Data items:
[BEGIN]

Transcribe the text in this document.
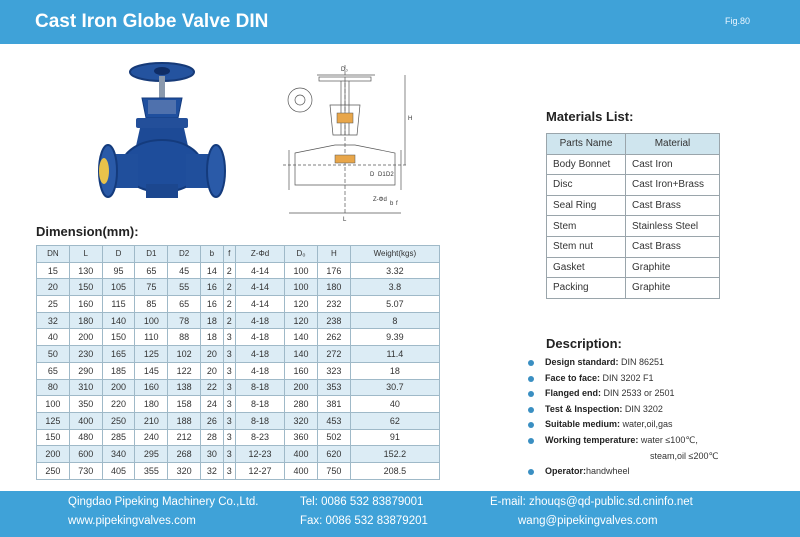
Cast Iron Globe Valve DIN	Fig.80
D₀
H
L
D D1 D2
Z-Φd
b f
Dimension(mm):
DN	L	D	D1	D2	b	f	Z-Φd	D₀	H	Weight(kgs)
15	130	95	65	45	14	2	4-14	100	176	3.32
20	150	105	75	55	16	2	4-14	100	180	3.8
25	160	115	85	65	16	2	4-14	120	232	5.07
32	180	140	100	78	18	2	4-18	120	238	8
40	200	150	110	88	18	3	4-18	140	262	9.39
50	230	165	125	102	20	3	4-18	140	272	11.4
65	290	185	145	122	20	3	4-18	160	323	18
80	310	200	160	138	22	3	8-18	200	353	30.7
100	350	220	180	158	24	3	8-18	280	381	40
125	400	250	210	188	26	3	8-18	320	453	62
150	480	285	240	212	28	3	8-23	360	502	91
200	600	340	295	268	30	3	12-23	400	620	152.2
250	730	405	355	320	32	3	12-27	400	750	208.5
Materials List:
Parts Name	Material
Body Bonnet	Cast Iron
Disc	Cast Iron+Brass
Seal Ring	Cast Brass
Stem	Stainless Steel
Stem nut	Cast Brass
Gasket	Graphite
Packing	Graphite
Description:
Design standard: DIN 86251
Face to face: DIN 3202 F1
Flanged end: DIN 2533 or 2501
Test & Inspection: DIN 3202
Suitable medium: water,oil,gas
Working temperature: water ≤100℃,
steam,oil ≤200℃
Operator:handwheel
Qingdao Pipeking Machinery Co.,Ltd.	Tel: 0086 532 83879001	E-mail: zhouqs@qd-public.sd.cninfo.net
www.pipekingvalves.com	Fax: 0086 532 83879201	wang@pipekingvalves.com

[END]

Output all of the data exactly as it stands, minus any images.

Transcribe the text in this document.
Cast Iron Globe Valve DIN	Fig.80
D₀
H
L
D D1 D2
Z-Φd
b f
Dimension(mm):
DN	L	D	D1	D2	b	f	Z-Φd	D₀	H	Weight(kgs)
15	130	95	65	45	14	2	4-14	100	176	3.32
20	150	105	75	55	16	2	4-14	100	180	3.8
25	160	115	85	65	16	2	4-14	120	232	5.07
32	180	140	100	78	18	2	4-18	120	238	8
40	200	150	110	88	18	3	4-18	140	262	9.39
50	230	165	125	102	20	3	4-18	140	272	11.4
65	290	185	145	122	20	3	4-18	160	323	18
80	310	200	160	138	22	3	8-18	200	353	30.7
100	350	220	180	158	24	3	8-18	280	381	40
125	400	250	210	188	26	3	8-18	320	453	62
150	480	285	240	212	28	3	8-23	360	502	91
200	600	340	295	268	30	3	12-23	400	620	152.2
250	730	405	355	320	32	3	12-27	400	750	208.5
Materials List:
Parts Name	Material
Body Bonnet	Cast Iron
Disc	Cast Iron+Brass
Seal Ring	Cast Brass
Stem	Stainless Steel
Stem nut	Cast Brass
Gasket	Graphite
Packing	Graphite
Description:
Design standard: DIN 86251
Face to face: DIN 3202 F1
Flanged end: DIN 2533 or 2501
Test & Inspection: DIN 3202
Suitable medium: water,oil,gas
Working temperature: water ≤100℃,
steam,oil ≤200℃
Operator:handwheel
Qingdao Pipeking Machinery Co.,Ltd.	Tel: 0086 532 83879001	E-mail: zhouqs@qd-public.sd.cninfo.net
www.pipekingvalves.com	Fax: 0086 532 83879201	wang@pipekingvalves.com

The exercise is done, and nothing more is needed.